Work required
Report all lines from the entries below in which "varia" appears.

Dataset records
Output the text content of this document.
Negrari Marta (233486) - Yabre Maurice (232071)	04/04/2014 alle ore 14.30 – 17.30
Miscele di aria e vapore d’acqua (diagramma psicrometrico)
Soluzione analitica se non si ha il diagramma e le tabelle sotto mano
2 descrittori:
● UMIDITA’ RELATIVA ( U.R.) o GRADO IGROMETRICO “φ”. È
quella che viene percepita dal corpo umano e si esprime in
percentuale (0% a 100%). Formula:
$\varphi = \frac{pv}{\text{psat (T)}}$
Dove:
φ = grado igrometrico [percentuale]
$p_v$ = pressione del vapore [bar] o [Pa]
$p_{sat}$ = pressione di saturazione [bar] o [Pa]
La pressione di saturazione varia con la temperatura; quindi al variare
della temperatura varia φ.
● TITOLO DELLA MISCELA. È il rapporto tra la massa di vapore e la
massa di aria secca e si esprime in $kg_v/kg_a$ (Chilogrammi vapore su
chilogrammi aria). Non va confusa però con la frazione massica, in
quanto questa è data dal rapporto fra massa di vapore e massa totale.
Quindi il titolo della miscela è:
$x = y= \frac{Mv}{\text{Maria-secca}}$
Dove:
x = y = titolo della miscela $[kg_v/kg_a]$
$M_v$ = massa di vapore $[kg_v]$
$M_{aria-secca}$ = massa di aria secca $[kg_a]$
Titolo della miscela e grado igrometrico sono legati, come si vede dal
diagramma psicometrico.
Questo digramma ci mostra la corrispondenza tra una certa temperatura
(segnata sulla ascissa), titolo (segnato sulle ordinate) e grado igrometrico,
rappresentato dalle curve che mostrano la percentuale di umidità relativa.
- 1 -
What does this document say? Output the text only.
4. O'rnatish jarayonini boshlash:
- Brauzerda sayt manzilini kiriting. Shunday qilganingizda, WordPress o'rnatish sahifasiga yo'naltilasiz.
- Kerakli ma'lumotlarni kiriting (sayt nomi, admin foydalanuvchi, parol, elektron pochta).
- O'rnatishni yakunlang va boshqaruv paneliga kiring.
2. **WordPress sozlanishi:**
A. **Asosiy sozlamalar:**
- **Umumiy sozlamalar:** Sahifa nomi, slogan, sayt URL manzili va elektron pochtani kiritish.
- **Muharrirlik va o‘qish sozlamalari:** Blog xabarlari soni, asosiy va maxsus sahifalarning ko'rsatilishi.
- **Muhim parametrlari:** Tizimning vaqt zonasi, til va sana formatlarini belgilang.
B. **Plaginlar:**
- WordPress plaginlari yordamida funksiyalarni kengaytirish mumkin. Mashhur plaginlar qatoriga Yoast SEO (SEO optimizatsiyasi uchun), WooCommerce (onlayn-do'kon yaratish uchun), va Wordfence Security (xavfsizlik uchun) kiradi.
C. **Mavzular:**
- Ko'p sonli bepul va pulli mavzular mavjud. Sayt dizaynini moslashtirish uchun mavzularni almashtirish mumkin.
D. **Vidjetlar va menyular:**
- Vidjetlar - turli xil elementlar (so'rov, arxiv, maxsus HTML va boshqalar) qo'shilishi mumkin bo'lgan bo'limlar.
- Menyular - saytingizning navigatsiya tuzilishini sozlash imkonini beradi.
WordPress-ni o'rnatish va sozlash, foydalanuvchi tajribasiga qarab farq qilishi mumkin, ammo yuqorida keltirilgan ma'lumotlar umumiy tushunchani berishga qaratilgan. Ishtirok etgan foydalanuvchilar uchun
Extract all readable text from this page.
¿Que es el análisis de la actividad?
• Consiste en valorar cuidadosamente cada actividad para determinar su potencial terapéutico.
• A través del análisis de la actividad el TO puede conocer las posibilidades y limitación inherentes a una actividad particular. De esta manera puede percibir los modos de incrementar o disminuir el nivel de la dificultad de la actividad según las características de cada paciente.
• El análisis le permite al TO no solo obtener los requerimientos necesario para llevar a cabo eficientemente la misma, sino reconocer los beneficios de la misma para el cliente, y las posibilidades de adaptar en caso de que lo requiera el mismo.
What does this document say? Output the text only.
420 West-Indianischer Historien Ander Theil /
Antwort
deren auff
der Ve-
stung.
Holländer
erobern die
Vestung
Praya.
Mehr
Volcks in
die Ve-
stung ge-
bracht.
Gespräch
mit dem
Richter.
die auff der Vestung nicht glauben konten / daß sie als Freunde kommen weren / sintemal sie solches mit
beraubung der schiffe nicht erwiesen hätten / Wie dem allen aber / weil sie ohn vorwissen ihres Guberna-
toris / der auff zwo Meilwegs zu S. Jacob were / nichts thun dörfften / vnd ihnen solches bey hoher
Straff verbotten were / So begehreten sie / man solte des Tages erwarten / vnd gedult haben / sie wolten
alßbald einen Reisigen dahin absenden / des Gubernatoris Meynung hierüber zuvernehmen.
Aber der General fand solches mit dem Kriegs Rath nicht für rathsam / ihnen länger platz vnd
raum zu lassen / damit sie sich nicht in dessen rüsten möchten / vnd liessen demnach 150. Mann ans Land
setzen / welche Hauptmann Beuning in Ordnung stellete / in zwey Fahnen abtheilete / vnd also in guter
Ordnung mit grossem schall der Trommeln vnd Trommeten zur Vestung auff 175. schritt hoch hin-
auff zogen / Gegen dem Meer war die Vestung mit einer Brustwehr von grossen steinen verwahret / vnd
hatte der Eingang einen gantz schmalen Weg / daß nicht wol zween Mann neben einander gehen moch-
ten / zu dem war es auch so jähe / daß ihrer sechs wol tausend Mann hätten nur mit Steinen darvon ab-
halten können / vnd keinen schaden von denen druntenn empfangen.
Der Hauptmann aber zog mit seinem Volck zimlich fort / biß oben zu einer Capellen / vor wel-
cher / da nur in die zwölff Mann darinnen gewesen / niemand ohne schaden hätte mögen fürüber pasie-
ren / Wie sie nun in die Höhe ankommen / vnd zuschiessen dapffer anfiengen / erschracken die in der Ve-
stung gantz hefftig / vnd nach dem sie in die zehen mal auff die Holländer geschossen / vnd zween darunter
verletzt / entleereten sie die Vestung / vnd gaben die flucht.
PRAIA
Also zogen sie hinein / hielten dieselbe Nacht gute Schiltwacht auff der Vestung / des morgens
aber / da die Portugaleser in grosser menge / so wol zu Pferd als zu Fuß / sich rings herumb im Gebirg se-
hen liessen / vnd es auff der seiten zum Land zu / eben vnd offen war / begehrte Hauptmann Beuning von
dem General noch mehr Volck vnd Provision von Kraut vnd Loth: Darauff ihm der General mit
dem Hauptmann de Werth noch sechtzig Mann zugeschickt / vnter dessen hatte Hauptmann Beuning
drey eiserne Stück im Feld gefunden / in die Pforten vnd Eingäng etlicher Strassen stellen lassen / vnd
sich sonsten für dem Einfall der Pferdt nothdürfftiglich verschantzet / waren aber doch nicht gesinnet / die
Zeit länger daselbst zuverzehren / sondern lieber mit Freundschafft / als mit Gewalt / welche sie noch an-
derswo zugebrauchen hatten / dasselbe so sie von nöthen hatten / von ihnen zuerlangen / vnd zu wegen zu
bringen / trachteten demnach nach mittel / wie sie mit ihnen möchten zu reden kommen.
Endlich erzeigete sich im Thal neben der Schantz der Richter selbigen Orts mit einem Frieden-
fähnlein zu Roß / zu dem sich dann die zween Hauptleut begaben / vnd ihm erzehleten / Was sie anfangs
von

Reply to the exercise
La pressione di saturazione varia con la temperatura; quindi al variare
della temperatura varia φ.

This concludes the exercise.